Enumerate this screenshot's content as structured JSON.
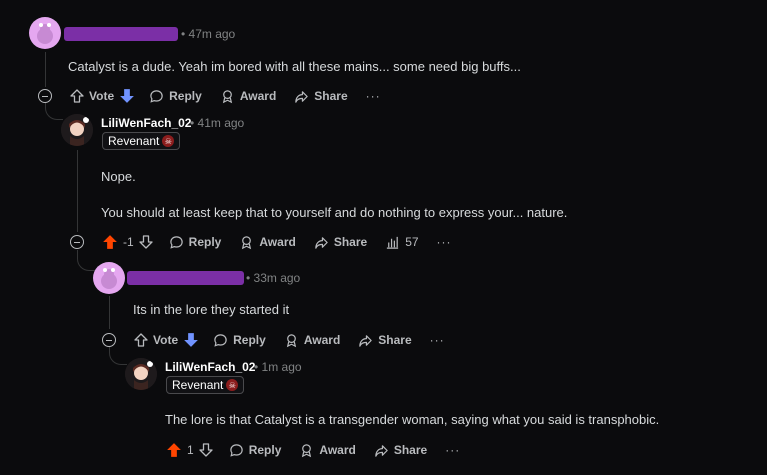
{
  "comments": [
    {
      "author": "",
      "time": "• 47m ago",
      "body": "Catalyst is a dude. Yeah im bored with all these mains... some need big buffs...",
      "actions": {
        "vote": "Vote",
        "reply": "Reply",
        "award": "Award",
        "share": "Share",
        "more": "···"
      }
    },
    {
      "author": "LiliWenFach_02",
      "time": "• 41m ago",
      "flair": "Revenant",
      "body_lines": [
        "Nope.",
        "You should at least keep that to yourself and do nothing to express your... nature."
      ],
      "actions": {
        "score": "-1",
        "reply": "Reply",
        "award": "Award",
        "share": "Share",
        "insights": "57",
        "more": "···"
      }
    },
    {
      "author": "",
      "time": "• 33m ago",
      "body": "Its in the lore they started it",
      "actions": {
        "vote": "Vote",
        "reply": "Reply",
        "award": "Award",
        "share": "Share",
        "more": "···"
      }
    },
    {
      "author": "LiliWenFach_02",
      "time": "• 1m ago",
      "flair": "Revenant",
      "body": "The lore is that Catalyst is a transgender woman, saying what you said is transphobic.",
      "actions": {
        "score": "1",
        "reply": "Reply",
        "award": "Award",
        "share": "Share",
        "more": "···"
      }
    }
  ],
  "colors": {
    "upvote": "#ff4500",
    "downvote": "#7193ff",
    "redaction": "#7b2fa6"
  }
}
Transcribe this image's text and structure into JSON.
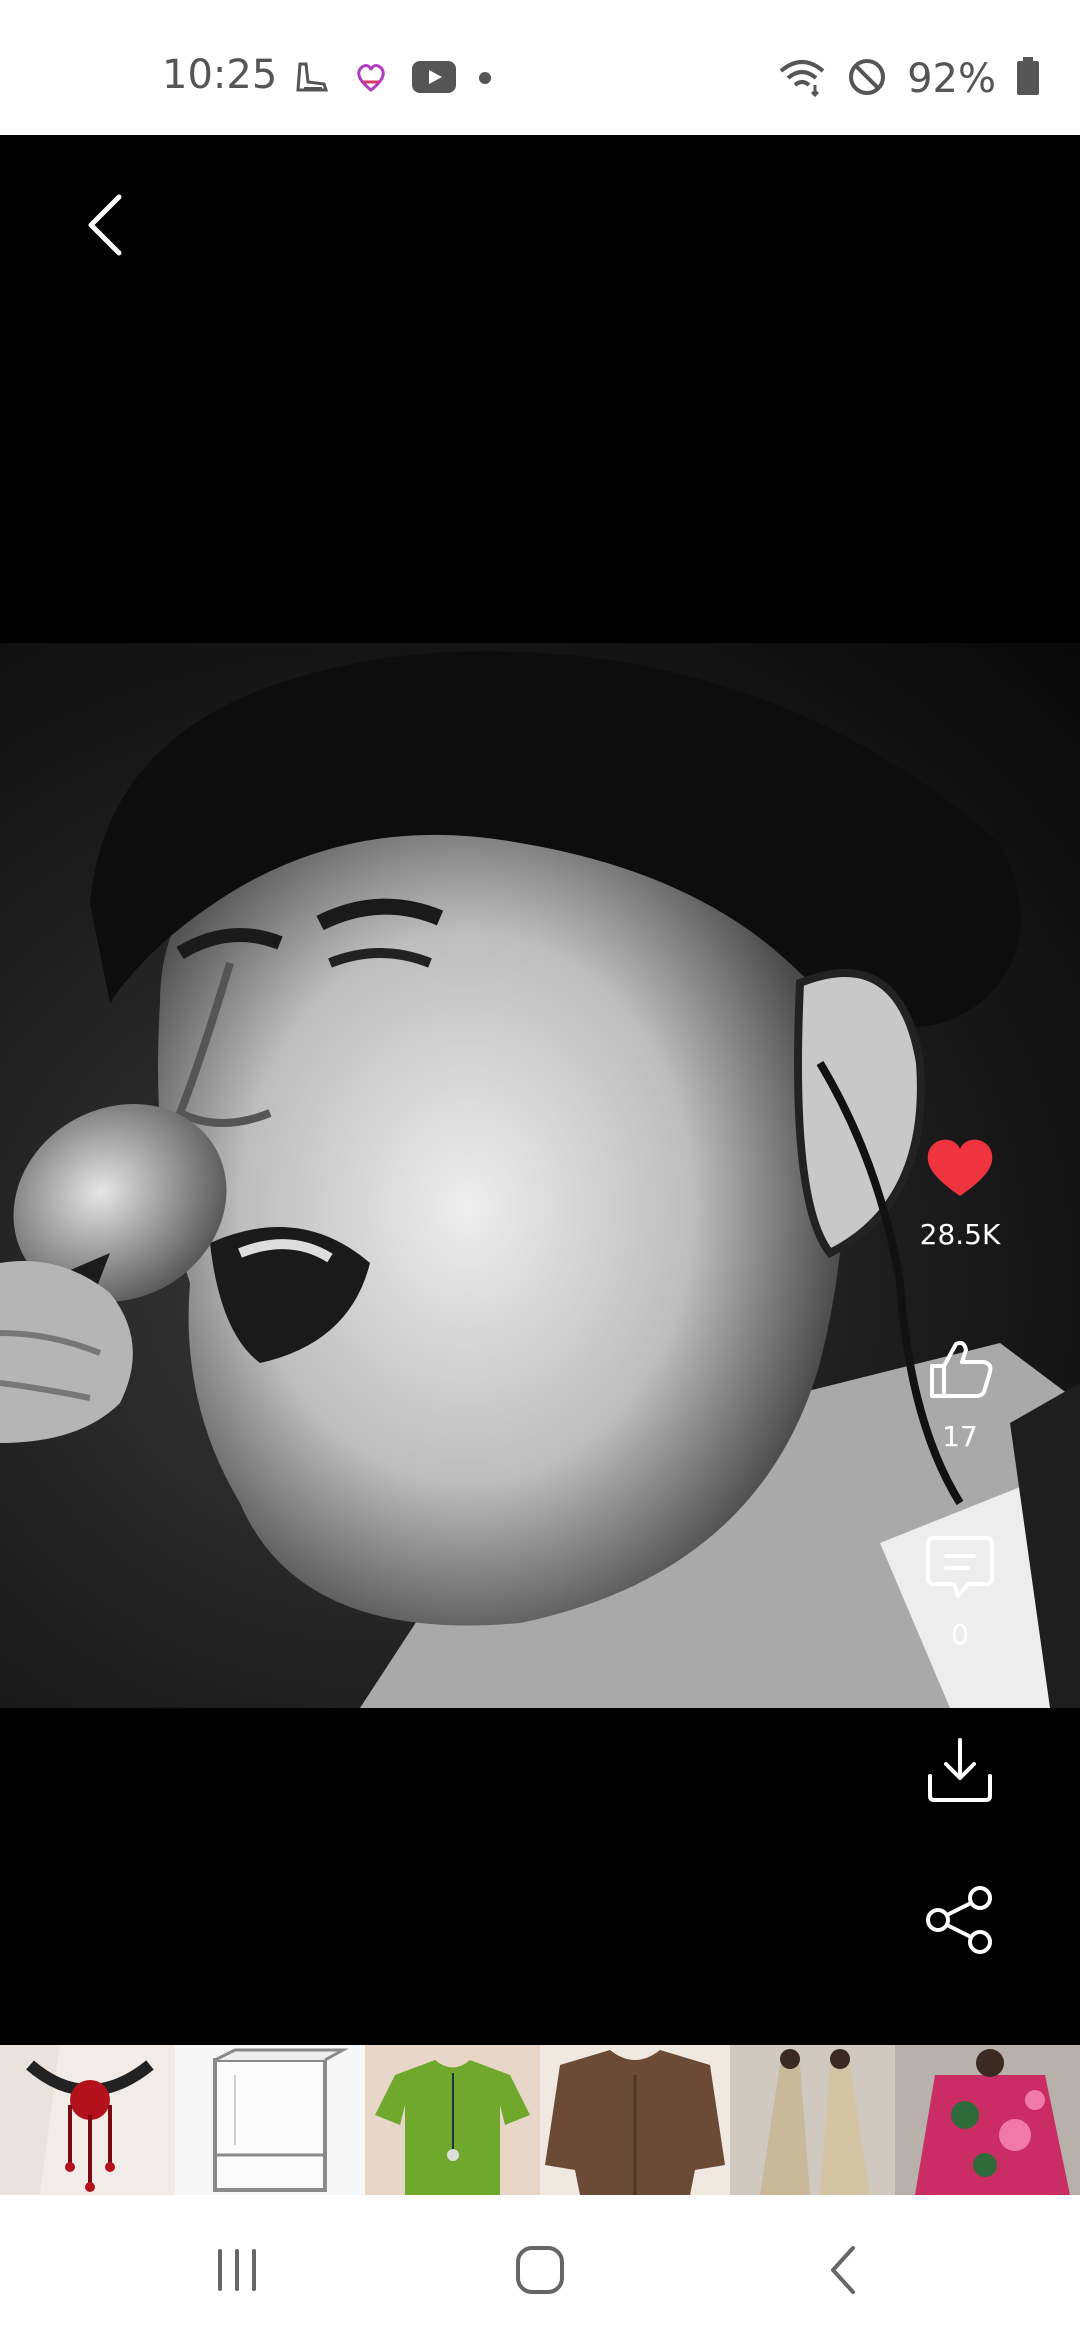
{
  "status_bar": {
    "time": "10:25",
    "battery": "92%",
    "left_icons": [
      "boot-icon",
      "heart-app-icon",
      "youtube-icon",
      "dot-icon"
    ],
    "right_icons": [
      "wifi-icon",
      "do-not-disturb-icon",
      "battery-icon"
    ]
  },
  "actions": {
    "favorite_count": "28.5K",
    "like_count": "17",
    "comment_count": "0",
    "favorite_color": "#f0343f"
  },
  "products": [
    {
      "name": "red-rose-choker"
    },
    {
      "name": "white-cabinet"
    },
    {
      "name": "green-blouse"
    },
    {
      "name": "brown-linen-top"
    },
    {
      "name": "beige-dress-set"
    },
    {
      "name": "pink-floral-dress"
    }
  ]
}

→ **Exercise objective**
The records above are to be restated exactly, without their pictures.

→ **Output**
Enumerate this screenshot's content as structured JSON.
{
  "comments": [
    {
      "author": "",
      "time": "• 47m ago",
      "body": "Catalyst is a dude. Yeah im bored with all these mains... some need big buffs...",
      "actions": {
        "vote": "Vote",
        "reply": "Reply",
        "award": "Award",
        "share": "Share",
        "more": "···"
      }
    },
    {
      "author": "LiliWenFach_02",
      "time": "• 41m ago",
      "flair": "Revenant",
      "body_lines": [
        "Nope.",
        "You should at least keep that to yourself and do nothing to express your... nature."
      ],
      "actions": {
        "score": "-1",
        "reply": "Reply",
        "award": "Award",
        "share": "Share",
        "insights": "57",
        "more": "···"
      }
    },
    {
      "author": "",
      "time": "• 33m ago",
      "body": "Its in the lore they started it",
      "actions": {
        "vote": "Vote",
        "reply": "Reply",
        "award": "Award",
        "share": "Share",
        "more": "···"
      }
    },
    {
      "author": "LiliWenFach_02",
      "time": "• 1m ago",
      "flair": "Revenant",
      "body": "The lore is that Catalyst is a transgender woman, saying what you said is transphobic.",
      "actions": {
        "score": "1",
        "reply": "Reply",
        "award": "Award",
        "share": "Share",
        "more": "···"
      }
    }
  ],
  "colors": {
    "upvote": "#ff4500",
    "downvote": "#7193ff",
    "redaction": "#7b2fa6"
  }
}
Transcribe this image's text and structure into JSON.
{
  "status_bar": {
    "time": "10:25",
    "battery": "92%",
    "left_icons": [
      "boot-icon",
      "heart-app-icon",
      "youtube-icon",
      "dot-icon"
    ],
    "right_icons": [
      "wifi-icon",
      "do-not-disturb-icon",
      "battery-icon"
    ]
  },
  "actions": {
    "favorite_count": "28.5K",
    "like_count": "17",
    "comment_count": "0",
    "favorite_color": "#f0343f"
  },
  "products": [
    {
      "name": "red-rose-choker"
    },
    {
      "name": "white-cabinet"
    },
    {
      "name": "green-blouse"
    },
    {
      "name": "brown-linen-top"
    },
    {
      "name": "beige-dress-set"
    },
    {
      "name": "pink-floral-dress"
    }
  ]
}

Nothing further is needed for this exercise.